## Begin
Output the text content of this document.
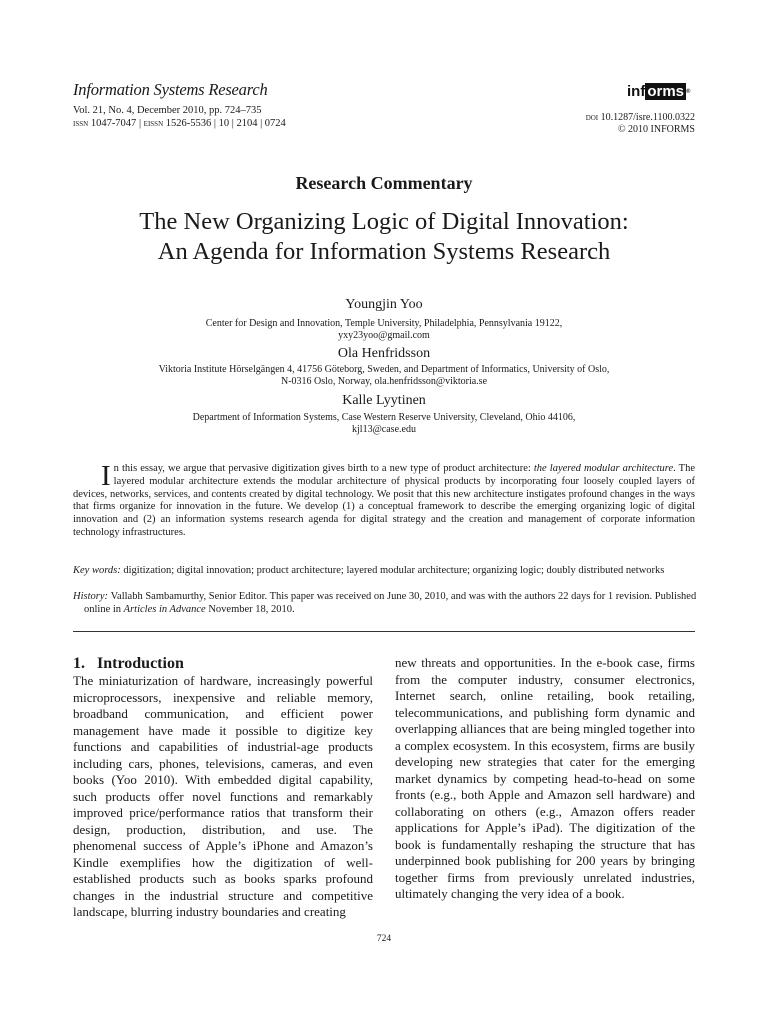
Information Systems Research
Vol. 21, No. 4, December 2010, pp. 724–735
issn 1047-7047 | eissn 1526-5536 | 10 | 2104 | 0724
inf orms ®
doi 10.1287/isre.1100.0322
© 2010 INFORMS
Research Commentary
The New Organizing Logic of Digital Innovation:
An Agenda for Information Systems Research
Youngjin Yoo
Center for Design and Innovation, Temple University, Philadelphia, Pennsylvania 19122,
yxy23yoo@gmail.com
Ola Henfridsson
Viktoria Institute Hörselgängen 4, 41756 Göteborg, Sweden, and Department of Informatics, University of Oslo,
N-0316 Oslo, Norway, ola.henfridsson@viktoria.se
Kalle Lyytinen
Department of Information Systems, Case Western Reserve University, Cleveland, Ohio 44106,
kjl13@case.edu
In this essay, we argue that pervasive digitization gives birth to a new type of product architecture: the layered modular architecture. The layered modular architecture extends the modular architecture of physical products by incorporating four loosely coupled layers of devices, networks, services, and contents created by digital technology. We posit that this new architecture instigates profound changes in the ways that firms organize for innovation in the future. We develop (1) a conceptual framework to describe the emerging organizing logic of digital innovation and (2) an information systems research agenda for digital strategy and the creation and management of corporate information technology infrastructures.
Key words: digitization; digital innovation; product architecture; layered modular architecture; organizing logic; doubly distributed networks
History: Vallabh Sambamurthy, Senior Editor. This paper was received on June 30, 2010, and was with the authors 22 days for 1 revision. Published online in Articles in Advance November 18, 2010.
1.   Introduction
The miniaturization of hardware, increasingly powerful microprocessors, inexpensive and reliable memory, broadband communication, and efficient power management have made it possible to digitize key functions and capabilities of industrial-age products including cars, phones, televisions, cameras, and even books (Yoo 2010). With embedded digital capability, such products offer novel functions and remarkably improved price/performance ratios that transform their design, production, distribution, and use. The phenomenal success of Apple’s iPhone and Amazon’s Kindle exemplifies how the digitization of well-established products such as books sparks profound changes in the industrial structure and competitive landscape, blurring industry boundaries and creating
new threats and opportunities. In the e-book case, firms from the computer industry, consumer electronics, Internet search, online retailing, book retailing, telecommunications, and publishing form dynamic and overlapping alliances that are being mingled together into a complex ecosystem. In this ecosystem, firms are busily developing new strategies that cater for the emerging market dynamics by competing head-to-head on some fronts (e.g., both Apple and Amazon sell hardware) and collaborating on others (e.g., Amazon offers reader applications for Apple’s iPad). The digitization of the book is fundamentally reshaping the structure that has underpinned book publishing for 200 years by bringing together firms from previously unrelated industries, ultimately changing the very idea of a book.
724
## End
Show every line from the entries above in which "University" appears.

Center for Design and Innovation, Temple University, Philadelphia, Pennsylvania 19122,
Viktoria Institute Hörselgängen 4, 41756 Göteborg, Sweden, and Department of Informatics, University of Oslo,
Department of Information Systems, Case Western Reserve University, Cleveland, Ohio 44106,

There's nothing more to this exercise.